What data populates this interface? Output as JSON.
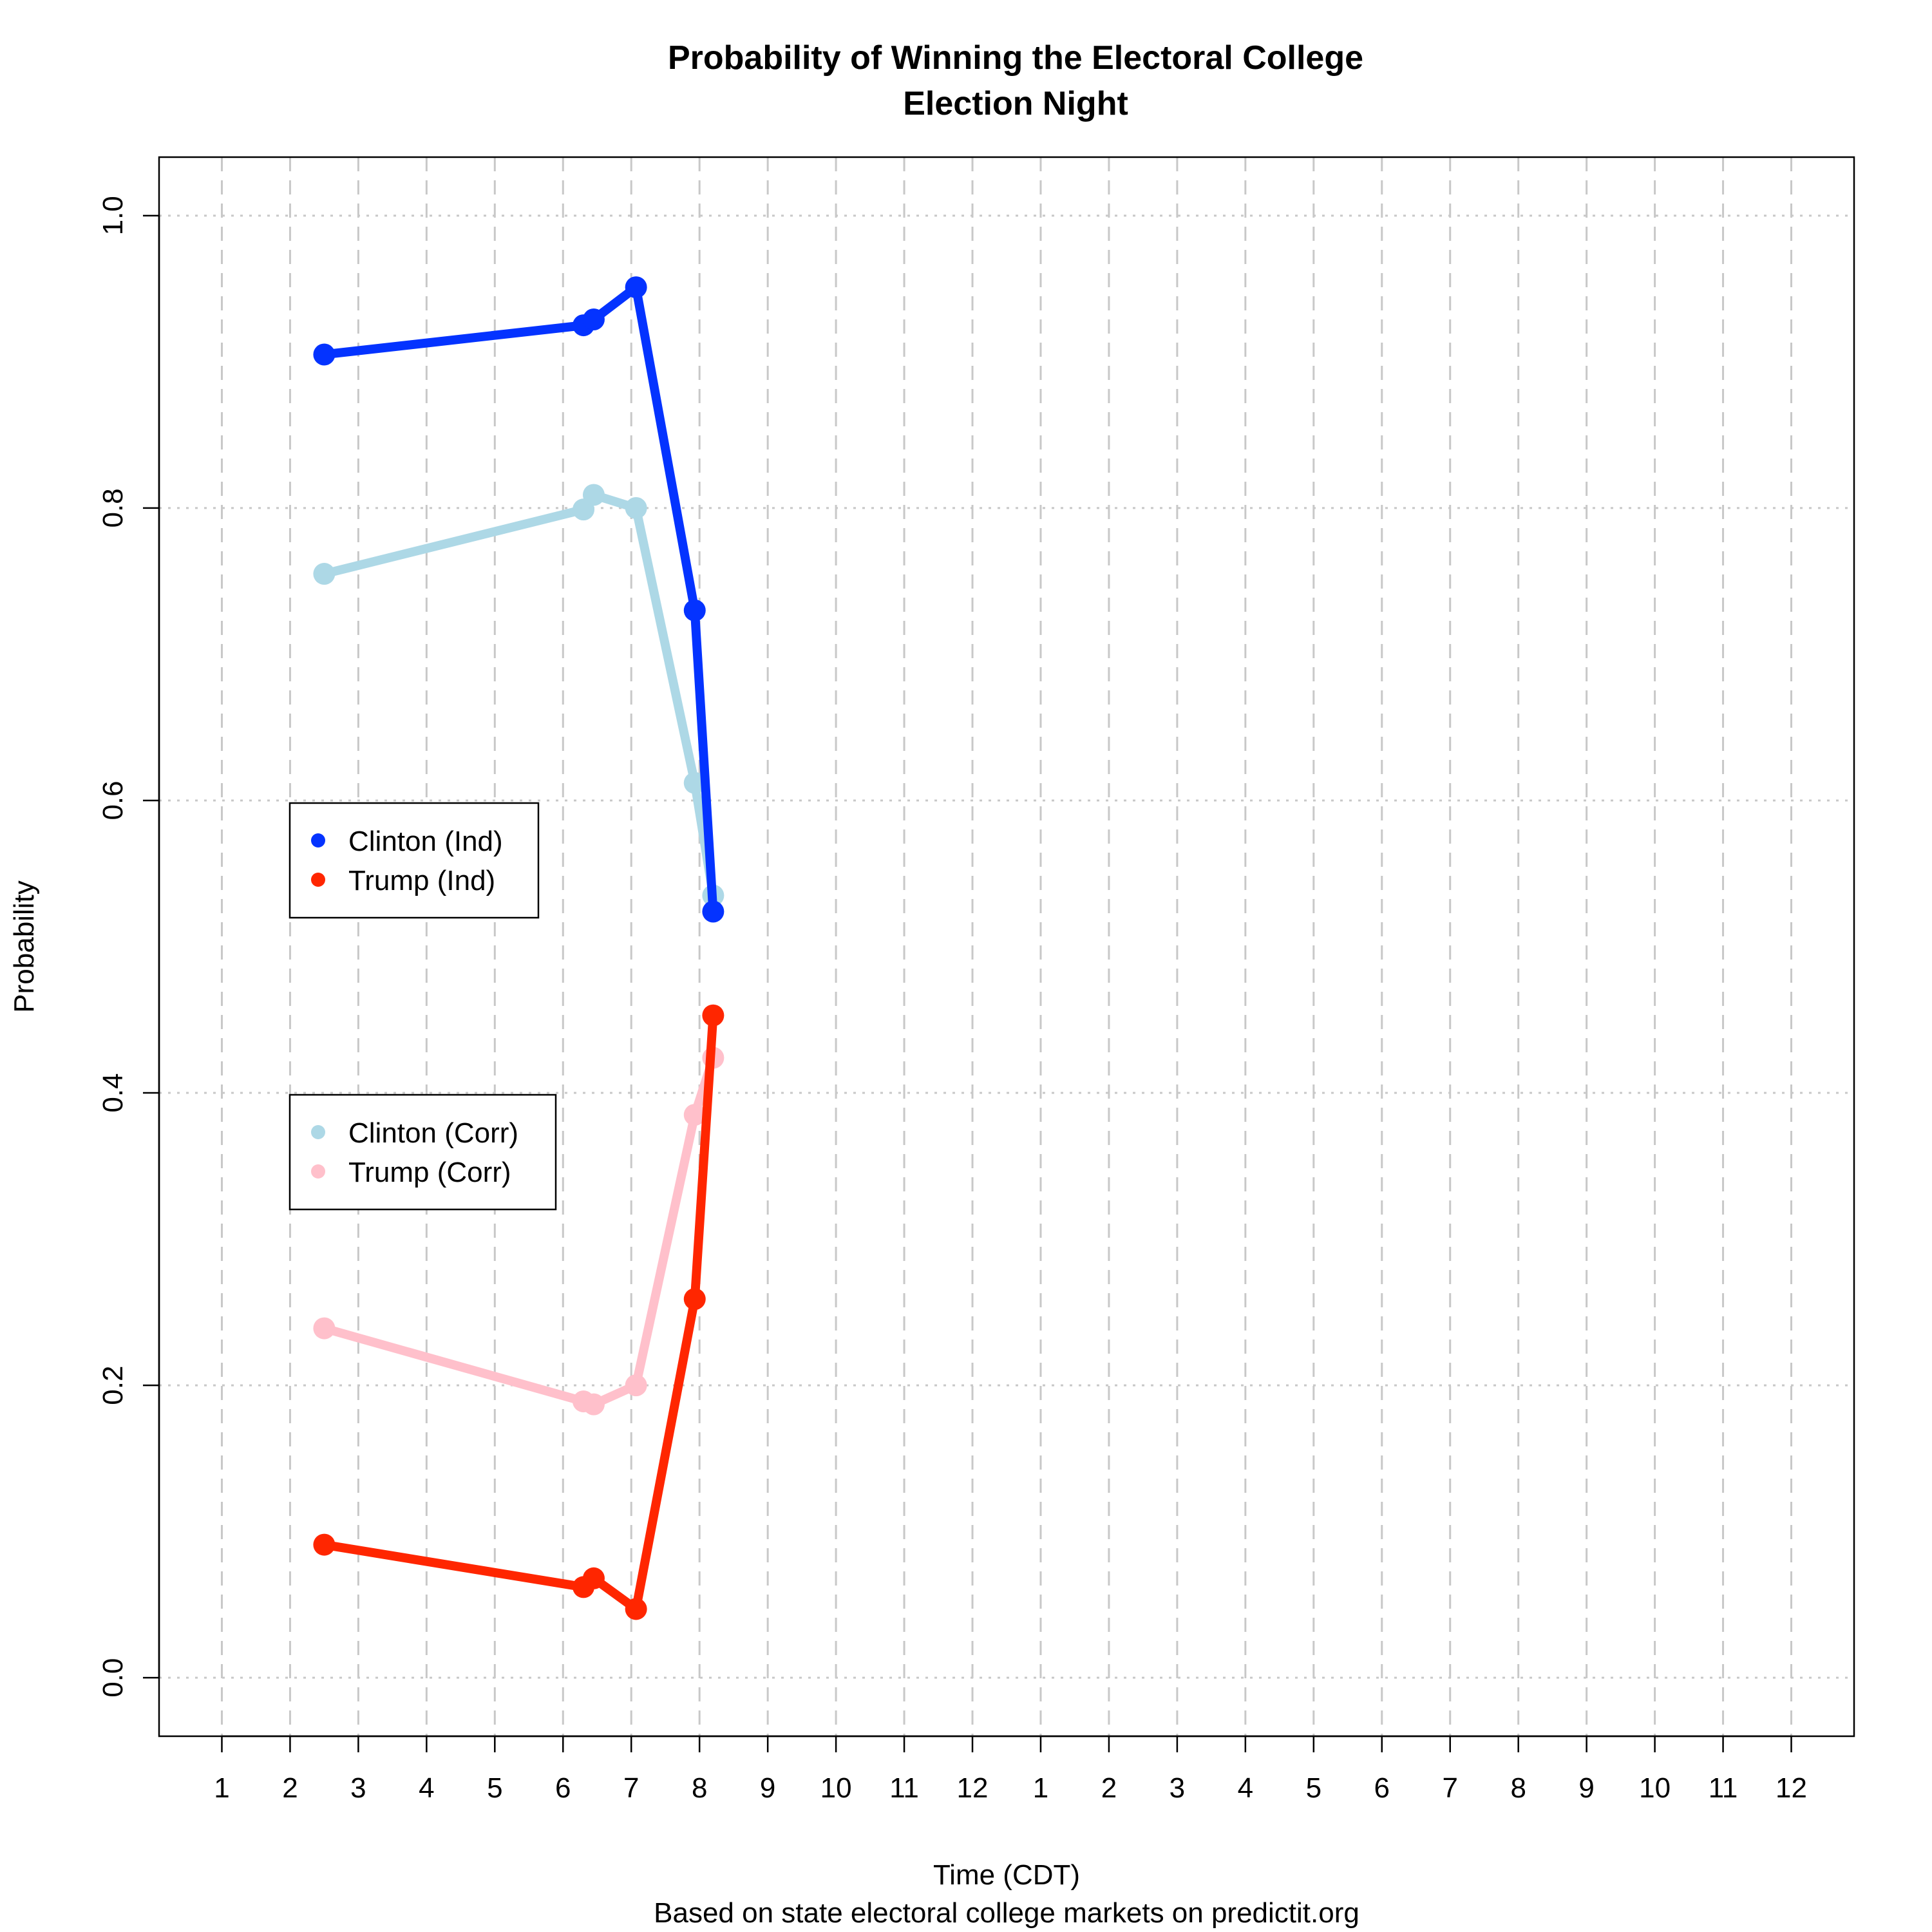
{
  "chart_data": {
    "type": "line",
    "title": "Probability of Winning the Electoral College",
    "subtitle": "Election Night",
    "xlabel": "Time (CDT)",
    "caption": "Based on state electoral college markets on predictit.org",
    "ylabel": "Probability",
    "x_tick_labels": [
      "1",
      "2",
      "3",
      "4",
      "5",
      "6",
      "7",
      "8",
      "9",
      "10",
      "11",
      "12",
      "1",
      "2",
      "3",
      "4",
      "5",
      "6",
      "7",
      "8",
      "9",
      "10",
      "11",
      "12"
    ],
    "xlim": [
      0.08,
      24.92
    ],
    "ylim": [
      -0.04,
      1.04
    ],
    "y_ticks": [
      0.0,
      0.2,
      0.4,
      0.6,
      0.8,
      1.0
    ],
    "y_tick_labels": [
      "0.0",
      "0.2",
      "0.4",
      "0.6",
      "0.8",
      "1.0"
    ],
    "grid": true,
    "series": [
      {
        "name": "Clinton (Corr)",
        "color": "#add8e6",
        "x": [
          2.5,
          6.3,
          6.45,
          7.07,
          7.93,
          8.2
        ],
        "y": [
          0.755,
          0.799,
          0.809,
          0.8,
          0.612,
          0.535
        ]
      },
      {
        "name": "Trump (Corr)",
        "color": "#ffc0cb",
        "x": [
          2.5,
          6.3,
          6.45,
          7.07,
          7.93,
          8.2
        ],
        "y": [
          0.239,
          0.189,
          0.187,
          0.2,
          0.385,
          0.424
        ]
      },
      {
        "name": "Clinton (Ind)",
        "color": "#0433ff",
        "x": [
          2.5,
          6.3,
          6.45,
          7.07,
          7.93,
          8.2
        ],
        "y": [
          0.905,
          0.925,
          0.929,
          0.951,
          0.73,
          0.524
        ]
      },
      {
        "name": "Trump (Ind)",
        "color": "#ff2600",
        "x": [
          2.5,
          6.3,
          6.45,
          7.07,
          7.93,
          8.2
        ],
        "y": [
          0.091,
          0.062,
          0.068,
          0.047,
          0.259,
          0.453
        ]
      }
    ],
    "legends": [
      {
        "entries": [
          "Clinton (Ind)",
          "Trump (Ind)"
        ],
        "colors": [
          "#0433ff",
          "#ff2600"
        ]
      },
      {
        "entries": [
          "Clinton (Corr)",
          "Trump (Corr)"
        ],
        "colors": [
          "#add8e6",
          "#ffc0cb"
        ]
      }
    ]
  }
}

__Written problem__
Which lines above contain "Corr"? Show each of them.

__Expected answer__
        "name": "Clinton (Corr)",
        "name": "Trump (Corr)",
          "Clinton (Corr)",
          "Trump (Corr)"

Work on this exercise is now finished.